§ **WHAT THE TASK REQUIRES**: Your task is to repeat the listing exactly.

§ **EXTRACTED ENTRIES**:
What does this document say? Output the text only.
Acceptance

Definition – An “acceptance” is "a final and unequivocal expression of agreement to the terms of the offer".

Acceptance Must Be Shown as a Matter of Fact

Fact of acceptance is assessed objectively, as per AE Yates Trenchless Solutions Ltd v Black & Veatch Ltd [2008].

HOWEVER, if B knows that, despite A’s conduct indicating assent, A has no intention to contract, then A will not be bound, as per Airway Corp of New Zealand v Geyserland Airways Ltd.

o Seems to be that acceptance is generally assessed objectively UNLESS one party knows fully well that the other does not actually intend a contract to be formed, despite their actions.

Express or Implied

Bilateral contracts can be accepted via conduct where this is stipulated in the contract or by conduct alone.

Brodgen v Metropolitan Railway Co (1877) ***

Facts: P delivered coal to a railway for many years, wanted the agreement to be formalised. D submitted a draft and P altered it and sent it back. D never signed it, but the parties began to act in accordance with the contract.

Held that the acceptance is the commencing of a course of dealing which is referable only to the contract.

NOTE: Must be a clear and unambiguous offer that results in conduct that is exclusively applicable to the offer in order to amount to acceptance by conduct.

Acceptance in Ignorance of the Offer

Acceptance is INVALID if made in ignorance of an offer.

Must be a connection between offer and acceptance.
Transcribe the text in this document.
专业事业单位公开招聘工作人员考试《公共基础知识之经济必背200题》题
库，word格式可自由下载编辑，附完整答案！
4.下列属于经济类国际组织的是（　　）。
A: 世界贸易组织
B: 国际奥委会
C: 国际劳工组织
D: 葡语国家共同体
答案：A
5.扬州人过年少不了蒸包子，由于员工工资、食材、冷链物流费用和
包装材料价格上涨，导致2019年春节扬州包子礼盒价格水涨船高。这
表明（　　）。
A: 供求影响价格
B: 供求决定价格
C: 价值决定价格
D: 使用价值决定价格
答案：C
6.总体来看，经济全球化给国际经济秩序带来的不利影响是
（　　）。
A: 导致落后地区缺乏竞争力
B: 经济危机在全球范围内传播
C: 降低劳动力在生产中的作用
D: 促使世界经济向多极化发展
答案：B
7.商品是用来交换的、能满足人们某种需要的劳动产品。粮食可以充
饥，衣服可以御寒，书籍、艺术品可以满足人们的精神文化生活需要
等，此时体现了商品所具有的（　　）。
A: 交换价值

§ **FULL RESPONSE**:
What does this document say? Output the text only.
Acceptance

Definition – An “acceptance” is "a final and unequivocal expression of agreement to the terms of the offer".

Acceptance Must Be Shown as a Matter of Fact

Fact of acceptance is assessed objectively, as per AE Yates Trenchless Solutions Ltd v Black & Veatch Ltd [2008].

HOWEVER, if B knows that, despite A’s conduct indicating assent, A has no intention to contract, then A will not be bound, as per Airway Corp of New Zealand v Geyserland Airways Ltd.

o Seems to be that acceptance is generally assessed objectively UNLESS one party knows fully well that the other does not actually intend a contract to be formed, despite their actions.

Express or Implied

Bilateral contracts can be accepted via conduct where this is stipulated in the contract or by conduct alone.

Brodgen v Metropolitan Railway Co (1877) ***

Facts: P delivered coal to a railway for many years, wanted the agreement to be formalised. D submitted a draft and P altered it and sent it back. D never signed it, but the parties began to act in accordance with the contract.

Held that the acceptance is the commencing of a course of dealing which is referable only to the contract.

NOTE: Must be a clear and unambiguous offer that results in conduct that is exclusively applicable to the offer in order to amount to acceptance by conduct.

Acceptance in Ignorance of the Offer

Acceptance is INVALID if made in ignorance of an offer.

Must be a connection between offer and acceptance.
Transcribe the text in this document.
专业事业单位公开招聘工作人员考试《公共基础知识之经济必背200题》题
库，word格式可自由下载编辑，附完整答案！
4.下列属于经济类国际组织的是（　　）。
A: 世界贸易组织
B: 国际奥委会
C: 国际劳工组织
D: 葡语国家共同体
答案：A
5.扬州人过年少不了蒸包子，由于员工工资、食材、冷链物流费用和
包装材料价格上涨，导致2019年春节扬州包子礼盒价格水涨船高。这
表明（　　）。
A: 供求影响价格
B: 供求决定价格
C: 价值决定价格
D: 使用价值决定价格
答案：C
6.总体来看，经济全球化给国际经济秩序带来的不利影响是
（　　）。
A: 导致落后地区缺乏竞争力
B: 经济危机在全球范围内传播
C: 降低劳动力在生产中的作用
D: 促使世界经济向多极化发展
答案：B
7.商品是用来交换的、能满足人们某种需要的劳动产品。粮食可以充
饥，衣服可以御寒，书籍、艺术品可以满足人们的精神文化生活需要
等，此时体现了商品所具有的（　　）。
A: 交换价值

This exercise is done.